Source records
* * * * * * *

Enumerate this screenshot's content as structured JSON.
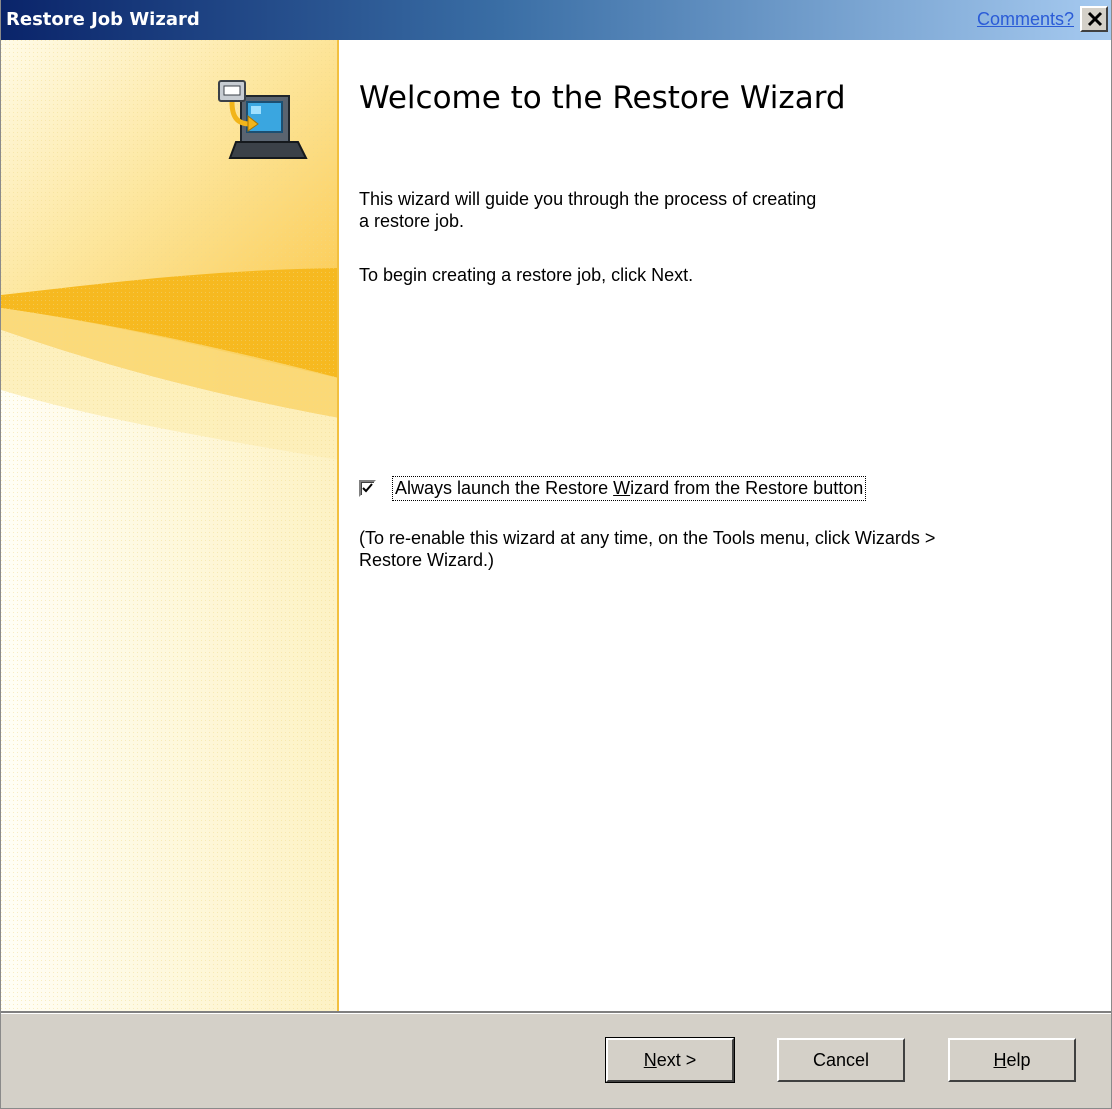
{
  "window": {
    "title": "Restore Job Wizard",
    "comments_link": "Comments?",
    "close_icon": "close-icon"
  },
  "sidebar": {
    "icon": "restore-computer-icon",
    "colors": {
      "top": "#fcd35a",
      "bottom": "#fdf9e4",
      "wave": "#f6b920",
      "border": "#f2c040"
    }
  },
  "main": {
    "heading": "Welcome to the Restore Wizard",
    "intro": "This wizard will guide you through the process of creating a restore job.",
    "instruction": "To begin creating a restore job, click Next.",
    "checkbox": {
      "label_pre": "Always launch the Restore ",
      "label_mnemonic": "W",
      "label_post": "izard from the Restore button",
      "checked": true
    },
    "reenable_note": "(To re-enable this wizard at any time, on the Tools menu, click Wizards > Restore Wizard.)"
  },
  "footer": {
    "next": {
      "mnemonic": "N",
      "rest": "ext >"
    },
    "cancel": "Cancel",
    "help": {
      "mnemonic": "H",
      "rest": "elp"
    }
  }
}
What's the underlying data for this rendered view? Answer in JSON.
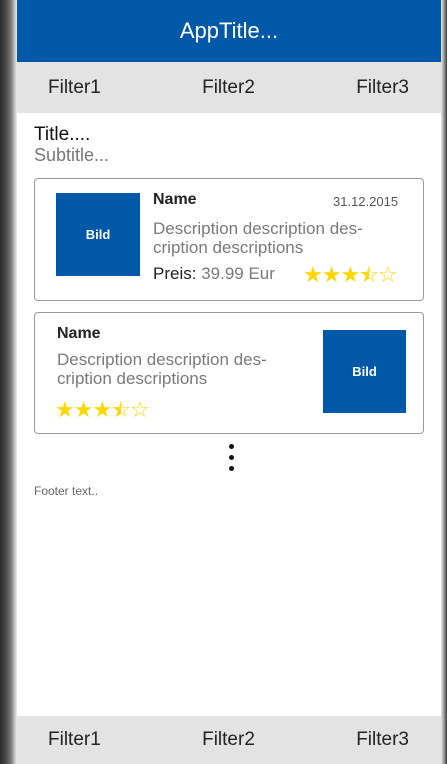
{
  "app": {
    "title": "AppTitle..."
  },
  "filters_top": [
    "Filter1",
    "Filter2",
    "Filter3"
  ],
  "header": {
    "title": "Title....",
    "subtitle": "Subtitle..."
  },
  "cards": [
    {
      "image_label": "Bild",
      "name": "Name",
      "date": "31.12.2015",
      "description": "Description description des-cription descriptions",
      "price_label": "Preis:",
      "price_value": "39.99 Eur",
      "rating": 3.5,
      "rating_max": 5
    },
    {
      "image_label": "Bild",
      "name": "Name",
      "description": "Description description des-cription descriptions",
      "rating": 3.5,
      "rating_max": 5
    }
  ],
  "footer": {
    "text": "Footer text.."
  },
  "filters_bottom": [
    "Filter1",
    "Filter2",
    "Filter3"
  ],
  "colors": {
    "primary": "#0059a8",
    "bar_bg": "#e3e3e3",
    "star": "#ffd700"
  },
  "icons": {
    "more": "more-vertical-icon",
    "star_full": "star-icon",
    "star_half": "star-half-icon",
    "star_empty": "star-outline-icon"
  }
}
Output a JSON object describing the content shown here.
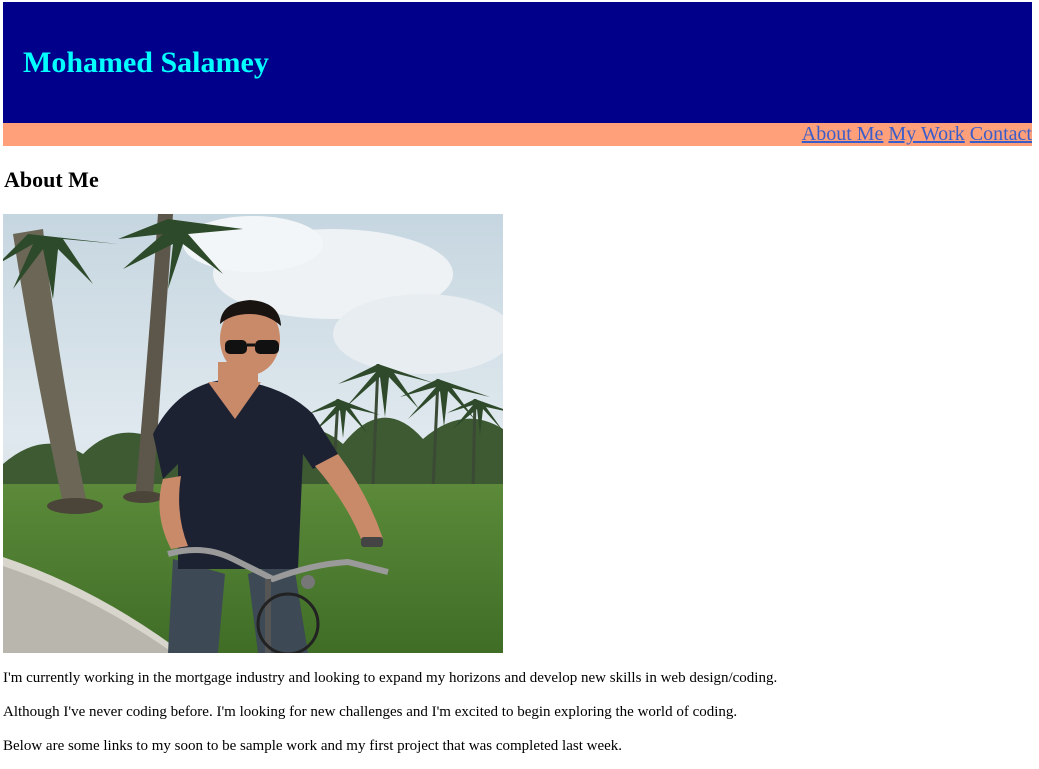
{
  "header": {
    "title": "Mohamed Salamey"
  },
  "nav": {
    "items": [
      {
        "label": "About Me"
      },
      {
        "label": "My Work"
      },
      {
        "label": "Contact"
      }
    ]
  },
  "main": {
    "heading": "About Me",
    "photo_alt": "Man in sunglasses riding a bicycle on grass near palm trees",
    "paragraphs": [
      "I'm currently working in the mortgage industry and looking to expand my horizons and develop new skills in web design/coding.",
      "Although I've never coding before. I'm looking for new challenges and I'm excited to begin exploring the world of coding.",
      "Below are some links to my soon to be sample work and my first project that was completed last week."
    ]
  },
  "colors": {
    "header_bg": "#00008b",
    "title": "#00ffff",
    "nav_bg": "#ffa07a",
    "link": "#3b5dc9"
  }
}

* * * * * * *

● Problem description
Go through the listing above and quote it exactly, apart from its images.

● Task solution
Enumerate this screenshot's content as structured JSON.
{
  "window": {
    "title": "Restore Job Wizard",
    "comments_link": "Comments?",
    "close_icon": "close-icon"
  },
  "sidebar": {
    "icon": "restore-computer-icon",
    "colors": {
      "top": "#fcd35a",
      "bottom": "#fdf9e4",
      "wave": "#f6b920",
      "border": "#f2c040"
    }
  },
  "main": {
    "heading": "Welcome to the Restore Wizard",
    "intro": "This wizard will guide you through the process of creating a restore job.",
    "instruction": "To begin creating a restore job, click Next.",
    "checkbox": {
      "label_pre": "Always launch the Restore ",
      "label_mnemonic": "W",
      "label_post": "izard from the Restore button",
      "checked": true
    },
    "reenable_note": "(To re-enable this wizard at any time, on the Tools menu, click Wizards > Restore Wizard.)"
  },
  "footer": {
    "next": {
      "mnemonic": "N",
      "rest": "ext >"
    },
    "cancel": "Cancel",
    "help": {
      "mnemonic": "H",
      "rest": "elp"
    }
  }
}
What's the underlying data for this rendered view? Answer in JSON.
{
  "app": {
    "title": "AppTitle..."
  },
  "filters_top": [
    "Filter1",
    "Filter2",
    "Filter3"
  ],
  "header": {
    "title": "Title....",
    "subtitle": "Subtitle..."
  },
  "cards": [
    {
      "image_label": "Bild",
      "name": "Name",
      "date": "31.12.2015",
      "description": "Description description des-cription descriptions",
      "price_label": "Preis:",
      "price_value": "39.99 Eur",
      "rating": 3.5,
      "rating_max": 5
    },
    {
      "image_label": "Bild",
      "name": "Name",
      "description": "Description description des-cription descriptions",
      "rating": 3.5,
      "rating_max": 5
    }
  ],
  "footer": {
    "text": "Footer text.."
  },
  "filters_bottom": [
    "Filter1",
    "Filter2",
    "Filter3"
  ],
  "colors": {
    "primary": "#0059a8",
    "bar_bg": "#e3e3e3",
    "star": "#ffd700"
  },
  "icons": {
    "more": "more-vertical-icon",
    "star_full": "star-icon",
    "star_half": "star-half-icon",
    "star_empty": "star-outline-icon"
  }
}
Output a JSON object describing the content shown here.
{
  "header": {
    "title": "Mohamed Salamey"
  },
  "nav": {
    "items": [
      {
        "label": "About Me"
      },
      {
        "label": "My Work"
      },
      {
        "label": "Contact"
      }
    ]
  },
  "main": {
    "heading": "About Me",
    "photo_alt": "Man in sunglasses riding a bicycle on grass near palm trees",
    "paragraphs": [
      "I'm currently working in the mortgage industry and looking to expand my horizons and develop new skills in web design/coding.",
      "Although I've never coding before. I'm looking for new challenges and I'm excited to begin exploring the world of coding.",
      "Below are some links to my soon to be sample work and my first project that was completed last week."
    ]
  },
  "colors": {
    "header_bg": "#00008b",
    "title": "#00ffff",
    "nav_bg": "#ffa07a",
    "link": "#3b5dc9"
  }
}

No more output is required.